***** Supplied passage

Chainalysis is adding AI agents to its blockchain analytics platform, letting investigators conduct complex crypto financial tracking through plain-language queries instead of technical inputs. CEO Jonathan Levin told CoinDesk the new capabilities will roll out over summer 2026 and are informed by some 10 million investigations conducted within the company’s Reactor software.
“This is a really important moment for reducing the barrier to entry to blockchain intelligence,” Levin said. The agents are designed for non-specialists — traditional finance professionals and law enforcement officers who increasingly need to trace digital asset flows across blockchains without years of crypto-native experience.
Not a Chatbot
Levin emphasized that these are purpose-built investigative agents, not general chatbots. Users can assemble custom agents tailored to their workflows, and the platform generates audit trails meeting forensic and legal evidentiary standards. “Every enterprise is different. Every law enforcement agency may have some different pieces of work that they have to do, and so we are building a platform for them to build those agents,” Levin told CoinDesk.
The announcement came six days after competitor TRM Labs launched its own agentic investigation tool on March 25. TRM’s “Co-Case Agent,” detailed on TRM’s blog, is embedded in its Forensics service and translates natural language prompts into complex investigative actions. Ari Redbord, TRM’s head of legal and government affairs, told CoinDesk that “the caseload is growing faster than the workforce” and cited a 500% increase in AI-enabled fraud and scams as criminal actors use automation and deepfakes to scale operations.

**********
***** Record excerpts

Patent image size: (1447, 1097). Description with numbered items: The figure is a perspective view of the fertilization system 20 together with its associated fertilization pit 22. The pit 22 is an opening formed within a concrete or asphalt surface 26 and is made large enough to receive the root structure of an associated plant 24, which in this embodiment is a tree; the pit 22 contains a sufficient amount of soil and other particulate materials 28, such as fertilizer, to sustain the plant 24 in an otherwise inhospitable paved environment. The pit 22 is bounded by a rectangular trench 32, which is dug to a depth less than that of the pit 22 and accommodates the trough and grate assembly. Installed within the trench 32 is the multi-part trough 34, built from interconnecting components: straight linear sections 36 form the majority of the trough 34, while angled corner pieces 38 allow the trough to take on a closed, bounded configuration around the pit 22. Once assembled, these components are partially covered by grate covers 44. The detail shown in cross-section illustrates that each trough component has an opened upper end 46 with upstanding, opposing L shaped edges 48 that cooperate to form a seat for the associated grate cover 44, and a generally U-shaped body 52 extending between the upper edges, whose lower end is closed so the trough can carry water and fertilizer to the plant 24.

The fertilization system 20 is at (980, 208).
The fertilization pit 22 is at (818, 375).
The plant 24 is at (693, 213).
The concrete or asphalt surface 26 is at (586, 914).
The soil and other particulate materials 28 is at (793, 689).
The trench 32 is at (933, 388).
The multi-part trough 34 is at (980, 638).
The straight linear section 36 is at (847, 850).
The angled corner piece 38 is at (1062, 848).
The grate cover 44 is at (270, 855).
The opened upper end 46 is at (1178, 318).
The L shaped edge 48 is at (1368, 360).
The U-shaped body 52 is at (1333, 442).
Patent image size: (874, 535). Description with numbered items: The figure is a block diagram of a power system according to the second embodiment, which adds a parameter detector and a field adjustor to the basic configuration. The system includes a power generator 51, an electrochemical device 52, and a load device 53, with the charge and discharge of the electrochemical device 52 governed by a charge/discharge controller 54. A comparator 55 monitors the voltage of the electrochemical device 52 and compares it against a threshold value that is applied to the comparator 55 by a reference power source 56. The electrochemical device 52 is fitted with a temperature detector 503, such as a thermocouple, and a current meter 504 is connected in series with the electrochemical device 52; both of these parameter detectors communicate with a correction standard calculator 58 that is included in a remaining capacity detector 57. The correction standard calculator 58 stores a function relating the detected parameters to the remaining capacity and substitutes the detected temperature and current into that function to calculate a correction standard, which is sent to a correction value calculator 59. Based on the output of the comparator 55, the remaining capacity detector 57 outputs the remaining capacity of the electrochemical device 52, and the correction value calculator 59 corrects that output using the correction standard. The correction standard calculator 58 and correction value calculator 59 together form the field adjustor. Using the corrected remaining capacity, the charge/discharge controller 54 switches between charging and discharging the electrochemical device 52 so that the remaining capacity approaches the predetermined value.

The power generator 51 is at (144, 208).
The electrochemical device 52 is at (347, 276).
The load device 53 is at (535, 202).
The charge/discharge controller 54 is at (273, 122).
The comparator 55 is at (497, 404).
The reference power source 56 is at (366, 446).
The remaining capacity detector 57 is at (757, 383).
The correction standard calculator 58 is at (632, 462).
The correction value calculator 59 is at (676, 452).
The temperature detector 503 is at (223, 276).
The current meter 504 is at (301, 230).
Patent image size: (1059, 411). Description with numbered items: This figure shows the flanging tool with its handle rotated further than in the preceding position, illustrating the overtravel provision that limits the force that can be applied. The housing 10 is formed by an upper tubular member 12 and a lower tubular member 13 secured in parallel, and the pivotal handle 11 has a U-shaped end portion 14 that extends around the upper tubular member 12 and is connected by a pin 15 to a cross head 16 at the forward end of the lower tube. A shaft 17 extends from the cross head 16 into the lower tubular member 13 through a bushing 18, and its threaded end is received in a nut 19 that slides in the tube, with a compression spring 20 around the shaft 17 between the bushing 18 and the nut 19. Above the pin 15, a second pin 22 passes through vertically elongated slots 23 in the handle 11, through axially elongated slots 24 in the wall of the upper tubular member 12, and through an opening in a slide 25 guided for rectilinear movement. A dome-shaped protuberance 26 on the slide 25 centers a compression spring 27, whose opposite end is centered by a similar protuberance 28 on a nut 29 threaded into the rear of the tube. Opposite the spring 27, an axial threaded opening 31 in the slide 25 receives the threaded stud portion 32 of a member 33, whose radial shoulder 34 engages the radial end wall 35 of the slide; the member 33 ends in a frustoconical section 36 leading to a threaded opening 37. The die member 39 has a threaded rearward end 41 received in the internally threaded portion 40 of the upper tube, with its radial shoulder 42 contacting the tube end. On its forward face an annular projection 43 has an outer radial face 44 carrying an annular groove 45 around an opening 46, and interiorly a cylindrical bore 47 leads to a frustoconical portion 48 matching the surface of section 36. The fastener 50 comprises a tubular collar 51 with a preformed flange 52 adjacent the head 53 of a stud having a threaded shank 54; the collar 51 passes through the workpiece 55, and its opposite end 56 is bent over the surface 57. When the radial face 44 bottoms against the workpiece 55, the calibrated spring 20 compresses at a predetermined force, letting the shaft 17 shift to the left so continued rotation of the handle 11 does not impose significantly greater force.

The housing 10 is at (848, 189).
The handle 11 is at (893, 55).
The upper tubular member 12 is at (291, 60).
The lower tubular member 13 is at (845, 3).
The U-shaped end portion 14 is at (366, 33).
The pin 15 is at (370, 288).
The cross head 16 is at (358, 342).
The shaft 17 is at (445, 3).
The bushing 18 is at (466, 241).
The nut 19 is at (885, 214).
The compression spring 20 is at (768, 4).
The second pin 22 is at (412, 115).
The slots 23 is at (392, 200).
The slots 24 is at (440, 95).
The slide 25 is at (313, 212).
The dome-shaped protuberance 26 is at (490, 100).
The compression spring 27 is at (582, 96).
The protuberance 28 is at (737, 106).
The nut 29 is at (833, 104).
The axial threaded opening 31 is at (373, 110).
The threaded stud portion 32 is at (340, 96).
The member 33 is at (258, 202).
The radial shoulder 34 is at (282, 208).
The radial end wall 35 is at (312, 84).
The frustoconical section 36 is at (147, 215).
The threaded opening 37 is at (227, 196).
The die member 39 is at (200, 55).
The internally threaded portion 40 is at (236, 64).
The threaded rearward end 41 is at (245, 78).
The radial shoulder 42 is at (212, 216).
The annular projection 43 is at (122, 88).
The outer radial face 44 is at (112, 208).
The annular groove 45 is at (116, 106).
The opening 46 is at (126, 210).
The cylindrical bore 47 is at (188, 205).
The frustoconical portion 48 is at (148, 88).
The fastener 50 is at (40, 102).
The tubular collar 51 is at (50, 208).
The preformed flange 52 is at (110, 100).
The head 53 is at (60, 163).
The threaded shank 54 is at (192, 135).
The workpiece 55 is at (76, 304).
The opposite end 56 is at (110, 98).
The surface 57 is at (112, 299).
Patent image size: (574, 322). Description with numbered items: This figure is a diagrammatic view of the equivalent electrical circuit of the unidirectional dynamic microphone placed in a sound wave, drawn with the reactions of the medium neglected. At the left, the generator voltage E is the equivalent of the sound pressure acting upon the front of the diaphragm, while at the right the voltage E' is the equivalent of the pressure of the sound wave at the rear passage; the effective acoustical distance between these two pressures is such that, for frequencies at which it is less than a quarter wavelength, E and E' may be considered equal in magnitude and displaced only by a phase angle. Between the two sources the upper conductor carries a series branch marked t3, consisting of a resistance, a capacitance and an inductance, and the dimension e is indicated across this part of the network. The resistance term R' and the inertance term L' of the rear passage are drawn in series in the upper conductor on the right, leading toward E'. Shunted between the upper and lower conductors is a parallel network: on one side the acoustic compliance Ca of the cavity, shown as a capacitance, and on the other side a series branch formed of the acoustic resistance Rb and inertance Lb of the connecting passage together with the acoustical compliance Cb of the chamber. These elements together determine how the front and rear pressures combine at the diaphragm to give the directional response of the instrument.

**********

**Task item:** Carry on the article about Chainalysis adding AI agents to its blockchain analytics platform, starting right after its last sentence.

**Response:**
Vertical Agent Pattern
The two largest blockchain analytics firms adopting agent architectures within the same week is a concrete example of the vertical agent pattern accelerating across regulated industries. Both companies are rebuilding their interfaces around natural language rather than traditional query-based UIs, targeting the same gap: growing crypto investigation workloads and a limited pool of specialists.
Illicit crypto volume hit $158 billion last year, according to TRM data cited in CoinDesk. The expanding regulatory surface area — more blockchains, more jurisdictions, more financial products touching crypto rails — is pushing analytics firms toward agent abstractions that can scale investigation capacity without proportionally scaling headcount.
For agent builders in other regulated verticals (legal, compliance, healthcare), the Chainalysis-TRM race previews where domain-specific agents deliver the clearest value: narrow domains with high-stakes evidentiary requirements where general-purpose tools lack the forensic rigor to be useful.